• Problem statement: Each record must be retyped in full. No character may differ.

• Data for processing:
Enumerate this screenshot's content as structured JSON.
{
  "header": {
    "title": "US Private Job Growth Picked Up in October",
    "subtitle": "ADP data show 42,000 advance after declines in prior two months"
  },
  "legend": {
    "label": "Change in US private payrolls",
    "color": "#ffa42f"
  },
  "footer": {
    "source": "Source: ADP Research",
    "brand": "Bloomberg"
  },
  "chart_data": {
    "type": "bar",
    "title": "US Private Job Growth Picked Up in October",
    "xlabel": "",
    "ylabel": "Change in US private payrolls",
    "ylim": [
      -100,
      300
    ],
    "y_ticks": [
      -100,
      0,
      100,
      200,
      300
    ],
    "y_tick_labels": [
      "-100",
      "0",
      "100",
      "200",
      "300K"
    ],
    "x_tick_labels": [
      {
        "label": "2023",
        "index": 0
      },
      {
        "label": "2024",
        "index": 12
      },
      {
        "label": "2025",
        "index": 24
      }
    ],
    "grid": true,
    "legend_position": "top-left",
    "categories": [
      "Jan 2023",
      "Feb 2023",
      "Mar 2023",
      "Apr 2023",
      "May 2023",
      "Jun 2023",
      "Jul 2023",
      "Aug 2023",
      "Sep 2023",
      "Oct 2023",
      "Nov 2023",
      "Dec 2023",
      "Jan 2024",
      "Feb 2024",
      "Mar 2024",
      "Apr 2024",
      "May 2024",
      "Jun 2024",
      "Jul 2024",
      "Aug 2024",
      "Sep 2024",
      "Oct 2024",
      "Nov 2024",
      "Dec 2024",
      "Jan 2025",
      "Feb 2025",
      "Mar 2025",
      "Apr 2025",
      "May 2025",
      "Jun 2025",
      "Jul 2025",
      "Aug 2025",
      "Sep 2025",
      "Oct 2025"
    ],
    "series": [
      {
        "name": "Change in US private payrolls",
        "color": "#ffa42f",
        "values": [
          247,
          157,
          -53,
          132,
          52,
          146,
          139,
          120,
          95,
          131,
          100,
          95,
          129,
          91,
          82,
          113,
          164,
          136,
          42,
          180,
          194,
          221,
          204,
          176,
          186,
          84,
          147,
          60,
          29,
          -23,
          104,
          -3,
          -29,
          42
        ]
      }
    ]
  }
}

• Final answer:
Enumerate this screenshot's content as structured JSON.
{
  "header": {
    "title": "US Private Job Growth Picked Up in October",
    "subtitle": "ADP data show 42,000 advance after declines in prior two months"
  },
  "legend": {
    "label": "Change in US private payrolls",
    "color": "#ffa42f"
  },
  "footer": {
    "source": "Source: ADP Research",
    "brand": "Bloomberg"
  },
  "chart_data": {
    "type": "bar",
    "title": "US Private Job Growth Picked Up in October",
    "xlabel": "",
    "ylabel": "Change in US private payrolls",
    "ylim": [
      -100,
      300
    ],
    "y_ticks": [
      -100,
      0,
      100,
      200,
      300
    ],
    "y_tick_labels": [
      "-100",
      "0",
      "100",
      "200",
      "300K"
    ],
    "x_tick_labels": [
      {
        "label": "2023",
        "index": 0
      },
      {
        "label": "2024",
        "index": 12
      },
      {
        "label": "2025",
        "index": 24
      }
    ],
    "grid": true,
    "legend_position": "top-left",
    "categories": [
      "Jan 2023",
      "Feb 2023",
      "Mar 2023",
      "Apr 2023",
      "May 2023",
      "Jun 2023",
      "Jul 2023",
      "Aug 2023",
      "Sep 2023",
      "Oct 2023",
      "Nov 2023",
      "Dec 2023",
      "Jan 2024",
      "Feb 2024",
      "Mar 2024",
      "Apr 2024",
      "May 2024",
      "Jun 2024",
      "Jul 2024",
      "Aug 2024",
      "Sep 2024",
      "Oct 2024",
      "Nov 2024",
      "Dec 2024",
      "Jan 2025",
      "Feb 2025",
      "Mar 2025",
      "Apr 2025",
      "May 2025",
      "Jun 2025",
      "Jul 2025",
      "Aug 2025",
      "Sep 2025",
      "Oct 2025"
    ],
    "series": [
      {
        "name": "Change in US private payrolls",
        "color": "#ffa42f",
        "values": [
          247,
          157,
          -53,
          132,
          52,
          146,
          139,
          120,
          95,
          131,
          100,
          95,
          129,
          91,
          82,
          113,
          164,
          136,
          42,
          180,
          194,
          221,
          204,
          176,
          186,
          84,
          147,
          60,
          29,
          -23,
          104,
          -3,
          -29,
          42
        ]
      }
    ]
  }
}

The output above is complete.